[Dataset entries]
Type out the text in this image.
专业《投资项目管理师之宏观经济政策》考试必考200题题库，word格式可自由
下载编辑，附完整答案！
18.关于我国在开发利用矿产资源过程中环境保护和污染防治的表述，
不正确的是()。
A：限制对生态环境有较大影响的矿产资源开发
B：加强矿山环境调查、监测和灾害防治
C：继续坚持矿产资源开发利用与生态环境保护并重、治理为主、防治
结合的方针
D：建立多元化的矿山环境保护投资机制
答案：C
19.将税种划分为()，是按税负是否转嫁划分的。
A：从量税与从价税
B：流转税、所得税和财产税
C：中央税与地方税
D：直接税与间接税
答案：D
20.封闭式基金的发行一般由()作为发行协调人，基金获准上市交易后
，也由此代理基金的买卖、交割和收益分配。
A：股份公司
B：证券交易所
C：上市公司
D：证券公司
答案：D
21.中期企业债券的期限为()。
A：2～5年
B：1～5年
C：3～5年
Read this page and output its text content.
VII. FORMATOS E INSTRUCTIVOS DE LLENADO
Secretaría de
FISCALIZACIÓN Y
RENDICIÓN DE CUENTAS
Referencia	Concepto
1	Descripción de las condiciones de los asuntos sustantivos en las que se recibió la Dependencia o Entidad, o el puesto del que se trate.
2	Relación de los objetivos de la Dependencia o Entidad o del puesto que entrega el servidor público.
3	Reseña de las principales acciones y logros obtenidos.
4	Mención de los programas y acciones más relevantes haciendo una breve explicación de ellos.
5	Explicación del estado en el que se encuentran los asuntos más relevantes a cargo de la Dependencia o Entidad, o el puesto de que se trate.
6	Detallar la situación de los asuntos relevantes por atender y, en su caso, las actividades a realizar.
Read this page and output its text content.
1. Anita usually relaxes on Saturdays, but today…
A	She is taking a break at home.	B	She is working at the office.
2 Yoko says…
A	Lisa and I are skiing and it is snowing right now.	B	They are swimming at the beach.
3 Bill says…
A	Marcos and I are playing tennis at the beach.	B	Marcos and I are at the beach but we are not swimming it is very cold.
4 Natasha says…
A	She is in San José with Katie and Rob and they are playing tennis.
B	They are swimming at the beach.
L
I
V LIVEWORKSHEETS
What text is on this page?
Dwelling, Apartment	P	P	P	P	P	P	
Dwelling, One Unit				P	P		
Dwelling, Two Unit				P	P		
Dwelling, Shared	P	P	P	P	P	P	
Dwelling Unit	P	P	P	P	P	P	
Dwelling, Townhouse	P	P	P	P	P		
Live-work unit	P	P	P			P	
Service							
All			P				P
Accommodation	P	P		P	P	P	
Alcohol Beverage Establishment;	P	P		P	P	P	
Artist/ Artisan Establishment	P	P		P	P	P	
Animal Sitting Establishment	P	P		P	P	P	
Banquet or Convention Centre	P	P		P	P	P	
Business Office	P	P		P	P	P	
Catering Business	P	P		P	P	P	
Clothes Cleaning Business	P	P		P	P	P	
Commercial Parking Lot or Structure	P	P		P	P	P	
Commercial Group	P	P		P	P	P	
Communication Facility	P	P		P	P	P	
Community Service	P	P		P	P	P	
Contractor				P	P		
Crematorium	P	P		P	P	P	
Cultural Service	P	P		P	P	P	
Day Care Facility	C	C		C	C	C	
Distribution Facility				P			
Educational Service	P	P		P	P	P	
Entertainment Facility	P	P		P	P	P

WHAT IS BEING ASKED: Reproduce the full listing word for word.

ANSWER TO THE EXERCISE:
Type out the text in this image.
专业《投资项目管理师之宏观经济政策》考试必考200题题库，word格式可自由
下载编辑，附完整答案！
18.关于我国在开发利用矿产资源过程中环境保护和污染防治的表述，
不正确的是()。
A：限制对生态环境有较大影响的矿产资源开发
B：加强矿山环境调查、监测和灾害防治
C：继续坚持矿产资源开发利用与生态环境保护并重、治理为主、防治
结合的方针
D：建立多元化的矿山环境保护投资机制
答案：C
19.将税种划分为()，是按税负是否转嫁划分的。
A：从量税与从价税
B：流转税、所得税和财产税
C：中央税与地方税
D：直接税与间接税
答案：D
20.封闭式基金的发行一般由()作为发行协调人，基金获准上市交易后
，也由此代理基金的买卖、交割和收益分配。
A：股份公司
B：证券交易所
C：上市公司
D：证券公司
答案：D
21.中期企业债券的期限为()。
A：2～5年
B：1～5年
C：3～5年
Read this page and output its text content.
VII. FORMATOS E INSTRUCTIVOS DE LLENADO
Secretaría de
FISCALIZACIÓN Y
RENDICIÓN DE CUENTAS
Referencia	Concepto
1	Descripción de las condiciones de los asuntos sustantivos en las que se recibió la Dependencia o Entidad, o el puesto del que se trate.
2	Relación de los objetivos de la Dependencia o Entidad o del puesto que entrega el servidor público.
3	Reseña de las principales acciones y logros obtenidos.
4	Mención de los programas y acciones más relevantes haciendo una breve explicación de ellos.
5	Explicación del estado en el que se encuentran los asuntos más relevantes a cargo de la Dependencia o Entidad, o el puesto de que se trate.
6	Detallar la situación de los asuntos relevantes por atender y, en su caso, las actividades a realizar.
Read this page and output its text content.
1. Anita usually relaxes on Saturdays, but today…
A	She is taking a break at home.	B	She is working at the office.
2 Yoko says…
A	Lisa and I are skiing and it is snowing right now.	B	They are swimming at the beach.
3 Bill says…
A	Marcos and I are playing tennis at the beach.	B	Marcos and I are at the beach but we are not swimming it is very cold.
4 Natasha says…
A	She is in San José with Katie and Rob and they are playing tennis.
B	They are swimming at the beach.
L
I
V LIVEWORKSHEETS
What text is on this page?
Dwelling, Apartment	P	P	P	P	P	P	
Dwelling, One Unit				P	P		
Dwelling, Two Unit				P	P		
Dwelling, Shared	P	P	P	P	P	P	
Dwelling Unit	P	P	P	P	P	P	
Dwelling, Townhouse	P	P	P	P	P		
Live-work unit	P	P	P			P	
Service							
All			P				P
Accommodation	P	P		P	P	P	
Alcohol Beverage Establishment;	P	P		P	P	P	
Artist/ Artisan Establishment	P	P		P	P	P	
Animal Sitting Establishment	P	P		P	P	P	
Banquet or Convention Centre	P	P		P	P	P	
Business Office	P	P		P	P	P	
Catering Business	P	P		P	P	P	
Clothes Cleaning Business	P	P		P	P	P	
Commercial Parking Lot or Structure	P	P		P	P	P	
Commercial Group	P	P		P	P	P	
Communication Facility	P	P		P	P	P	
Community Service	P	P		P	P	P	
Contractor				P	P		
Crematorium	P	P		P	P	P	
Cultural Service	P	P		P	P	P	
Day Care Facility	C	C		C	C	C	
Distribution Facility				P			
Educational Service	P	P		P	P	P	
Entertainment Facility	P	P		P	P	P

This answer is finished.